* **Given problem**: Copy every line of the records below word for word, leaving out the pictures.

── Provided records

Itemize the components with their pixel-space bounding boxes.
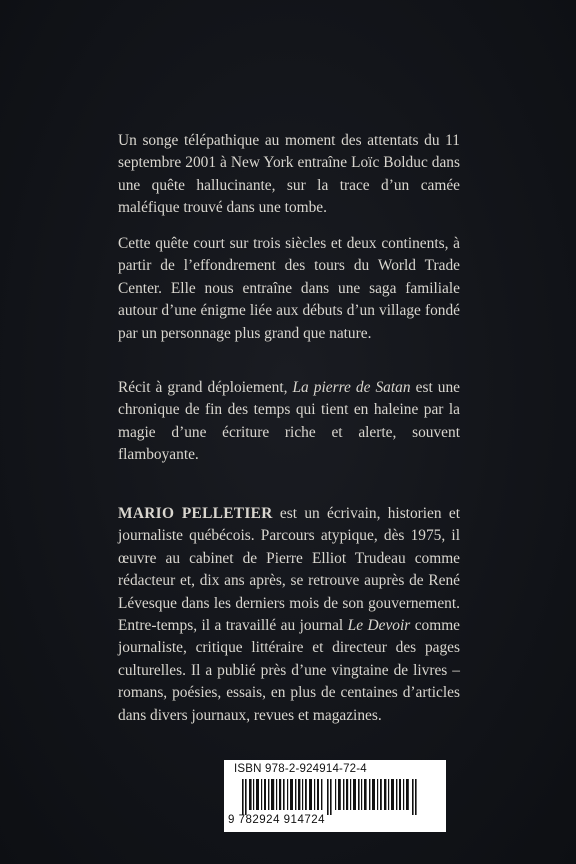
author-bio-part-2: comme journaliste, critique littéraire et directeur des pages culturelles. Il a publié près d’une vingtaine de livres – romans, poésies, essais, en plus de centaines d’articles dans divers journaux, revues et magazines. [118,617,460,724]
summary-paragraph-2 [118,233,460,345]
barcode-icon [236,779,436,815]
summary-paragraph-2-text: Cette quête court sur trois siècles et deux continents, à partir de l’effondrement des tours du World Trade Center. Elle nous entraîne dans une saga familiale autour d’une énigme liée aux débuts d’un village fondé par un personnage plus grand que nature. [118,235,460,342]
author-bio-text [118,503,460,727]
summary-paragraph-3-text [118,377,460,467]
isbn-label: ISBN 978-2-924914-72-4 [234,763,367,775]
summary-paragraph-1-text: Un songe télépathique au moment des attentats du 11 septembre 2001 à New York entraîne Loïc Bolduc dans une quête hallucinante, sur la trace d’un camée maléfique trouvé dans une tombe. [118,132,460,217]
book-title: La pierre de Satan [292,379,411,396]
para3-lead: Récit à grand déploiement, [118,379,293,396]
author-name: MARIO PELLETIER [118,505,273,522]
summary-paragraph-3 [118,377,460,467]
author-bio [118,503,460,727]
newspaper-name: Le Devoir [347,617,411,635]
author-bio-part-1: est un écrivain, historien et journaliste québécois. Parcours atypique, dès 1975, il œuvre au cabinet de Pierre Elliot Trudeau comme rédacteur et, dix ans après, se retrouve auprès de René Lévesque dans les derniers mois de son gouvernement. Entre-temps, il a travaillé au journal [118,505,460,635]
para3-rest: est une chronique de fin des temps qui tient en haleine par la magie d’une écriture riche et alerte, souvent flamboyante. [118,379,460,464]
barcode-digits: 9 782924 914724 [228,814,326,826]
summary-paragraph-1 [118,130,460,220]
isbn-barcode [224,760,446,832]
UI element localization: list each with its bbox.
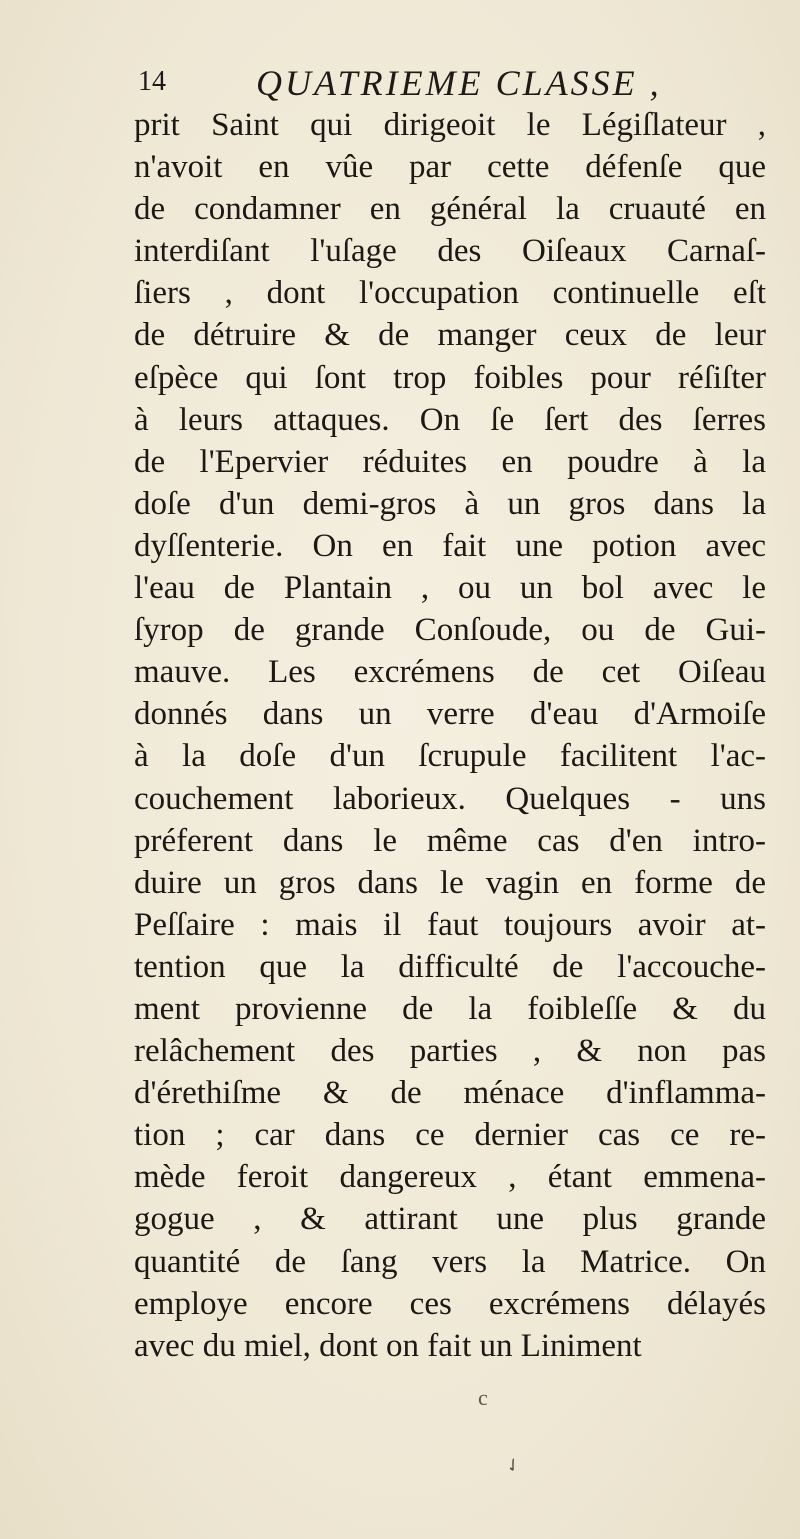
pen-mark-icon: ✓ — [501, 1452, 526, 1479]
text-line: duire un gros dans le vagin en forme de — [134, 864, 766, 901]
page-number: 14 — [138, 66, 166, 97]
text-line: de condamner en général la cruauté en — [134, 191, 766, 228]
signature-mark: c — [478, 1385, 488, 1410]
text-line: mède feroit dangereux , étant emmena- — [134, 1159, 766, 1196]
text-line: gogue , & attirant une plus grande — [134, 1201, 766, 1238]
text-line: prit Saint qui dirigeoit le Légiſlateur , — [134, 107, 766, 143]
text-line: mauve. Les excrémens de cet Oiſeau — [134, 654, 766, 691]
text-line: doſe d'un demi-gros à un gros dans la — [134, 485, 766, 522]
text-line: quantité de ſang vers la Matrice. On — [134, 1243, 766, 1280]
text-line: à la doſe d'un ſcrupule facilitent l'ac- — [134, 738, 766, 775]
text-line: interdiſant l'uſage des Oiſeaux Carnaſ- — [134, 233, 766, 270]
text-line: n'avoit en vûe par cette défenſe que — [134, 149, 766, 186]
text-line: l'eau de Plantain , ou un bol avec le — [134, 570, 766, 607]
text-line: avec du miel, dont on fait un Liniment — [134, 1327, 642, 1364]
text-line: à leurs attaques. On ſe ſert des ſerres — [134, 401, 766, 438]
text-line: employe encore ces excrémens délayés — [134, 1285, 766, 1322]
text-line: tention que la difficulté de l'accouche- — [134, 948, 766, 985]
text-line: de l'Epervier réduites en poudre à la — [134, 443, 766, 480]
text-line: ment provienne de la foibleſſe & du — [134, 990, 766, 1027]
text-line: d'érethiſme & de ménace d'inflamma- — [134, 1075, 766, 1112]
text-line: eſpèce qui ſont trop foibles pour réſiſter — [134, 359, 766, 396]
text-line: couchement laborieux. Quelques - uns — [134, 780, 766, 817]
text-line: Peſſaire : mais il faut toujours avoir at- — [134, 906, 766, 943]
page-header — [138, 62, 698, 108]
text-line: donnés dans un verre d'eau d'Armoiſe — [134, 696, 766, 733]
text-line: préferent dans le même cas d'en intro- — [134, 822, 766, 859]
text-line: tion ; car dans ce dernier cas ce re- — [134, 1117, 766, 1154]
text-line: relâchement des parties , & non pas — [134, 1033, 766, 1070]
body-text — [134, 104, 766, 1367]
running-title: QUATRIEME CLASSE , — [256, 63, 662, 103]
text-line: ſiers , dont l'occupation continuelle eſt — [134, 275, 766, 312]
text-line: dyſſenterie. On en fait une potion avec — [134, 527, 766, 564]
text-line: de détruire & de manger ceux de leur — [134, 317, 766, 354]
text-line: ſyrop de grande Conſoude, ou de Gui- — [134, 612, 766, 649]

────

* **Correct answer**:
Itemize the components with their pixel-space bounding boxes.
author-bio-part-2: comme journaliste, critique littéraire et directeur des pages culturelles. Il a publié près d’une vingtaine de livres – romans, poésies, essais, en plus de centaines d’articles dans divers journaux, revues et magazines. [118,617,460,724]
summary-paragraph-2 [118,233,460,345]
barcode-icon [236,779,436,815]
summary-paragraph-2-text: Cette quête court sur trois siècles et deux continents, à partir de l’effondrement des tours du World Trade Center. Elle nous entraîne dans une saga familiale autour d’une énigme liée aux débuts d’un village fondé par un personnage plus grand que nature. [118,235,460,342]
author-bio-text [118,503,460,727]
summary-paragraph-3-text [118,377,460,467]
isbn-label: ISBN 978-2-924914-72-4 [234,763,367,775]
summary-paragraph-1-text: Un songe télépathique au moment des attentats du 11 septembre 2001 à New York entraîne Loïc Bolduc dans une quête hallucinante, sur la trace d’un camée maléfique trouvé dans une tombe. [118,132,460,217]
book-title: La pierre de Satan [292,379,411,396]
para3-lead: Récit à grand déploiement, [118,379,293,396]
author-name: MARIO PELLETIER [118,505,273,522]
summary-paragraph-3 [118,377,460,467]
author-bio [118,503,460,727]
newspaper-name: Le Devoir [347,617,411,635]
author-bio-part-1: est un écrivain, historien et journaliste québécois. Parcours atypique, dès 1975, il œuvre au cabinet de Pierre Elliot Trudeau comme rédacteur et, dix ans après, se retrouve auprès de René Lévesque dans les derniers mois de son gouvernement. Entre-temps, il a travaillé au journal [118,505,460,635]
para3-rest: est une chronique de fin des temps qui tient en haleine par la magie d’une écriture riche et alerte, souvent flamboyante. [118,379,460,464]
barcode-digits: 9 782924 914724 [228,814,326,826]
summary-paragraph-1 [118,130,460,220]
isbn-barcode [224,760,446,832]
UI element localization: list each with its bbox.
pen-mark-icon: ✓ — [501, 1452, 526, 1479]
text-line: duire un gros dans le vagin en forme de — [134, 864, 766, 901]
page-number: 14 — [138, 66, 166, 97]
text-line: de condamner en général la cruauté en — [134, 191, 766, 228]
signature-mark: c — [478, 1385, 488, 1410]
text-line: mède feroit dangereux , étant emmena- — [134, 1159, 766, 1196]
text-line: gogue , & attirant une plus grande — [134, 1201, 766, 1238]
text-line: prit Saint qui dirigeoit le Légiſlateur , — [134, 107, 766, 143]
text-line: mauve. Les excrémens de cet Oiſeau — [134, 654, 766, 691]
text-line: doſe d'un demi-gros à un gros dans la — [134, 485, 766, 522]
text-line: quantité de ſang vers la Matrice. On — [134, 1243, 766, 1280]
text-line: à la doſe d'un ſcrupule facilitent l'ac- — [134, 738, 766, 775]
text-line: interdiſant l'uſage des Oiſeaux Carnaſ- — [134, 233, 766, 270]
text-line: n'avoit en vûe par cette défenſe que — [134, 149, 766, 186]
text-line: l'eau de Plantain , ou un bol avec le — [134, 570, 766, 607]
text-line: avec du miel, dont on fait un Liniment — [134, 1327, 642, 1364]
text-line: à leurs attaques. On ſe ſert des ſerres — [134, 401, 766, 438]
text-line: employe encore ces excrémens délayés — [134, 1285, 766, 1322]
text-line: tention que la difficulté de l'accouche- — [134, 948, 766, 985]
text-line: de l'Epervier réduites en poudre à la — [134, 443, 766, 480]
text-line: ment provienne de la foibleſſe & du — [134, 990, 766, 1027]
text-line: d'érethiſme & de ménace d'inflamma- — [134, 1075, 766, 1112]
text-line: eſpèce qui ſont trop foibles pour réſiſter — [134, 359, 766, 396]
text-line: couchement laborieux. Quelques - uns — [134, 780, 766, 817]
text-line: Peſſaire : mais il faut toujours avoir at- — [134, 906, 766, 943]
page-header — [138, 62, 698, 108]
text-line: donnés dans un verre d'eau d'Armoiſe — [134, 696, 766, 733]
text-line: préferent dans le même cas d'en intro- — [134, 822, 766, 859]
text-line: tion ; car dans ce dernier cas ce re- — [134, 1117, 766, 1154]
text-line: relâchement des parties , & non pas — [134, 1033, 766, 1070]
body-text — [134, 104, 766, 1367]
running-title: QUATRIEME CLASSE , — [256, 63, 662, 103]
text-line: ſiers , dont l'occupation continuelle eſt — [134, 275, 766, 312]
text-line: dyſſenterie. On en fait une potion avec — [134, 527, 766, 564]
text-line: de détruire & de manger ceux de leur — [134, 317, 766, 354]
text-line: ſyrop de grande Conſoude, ou de Gui- — [134, 612, 766, 649]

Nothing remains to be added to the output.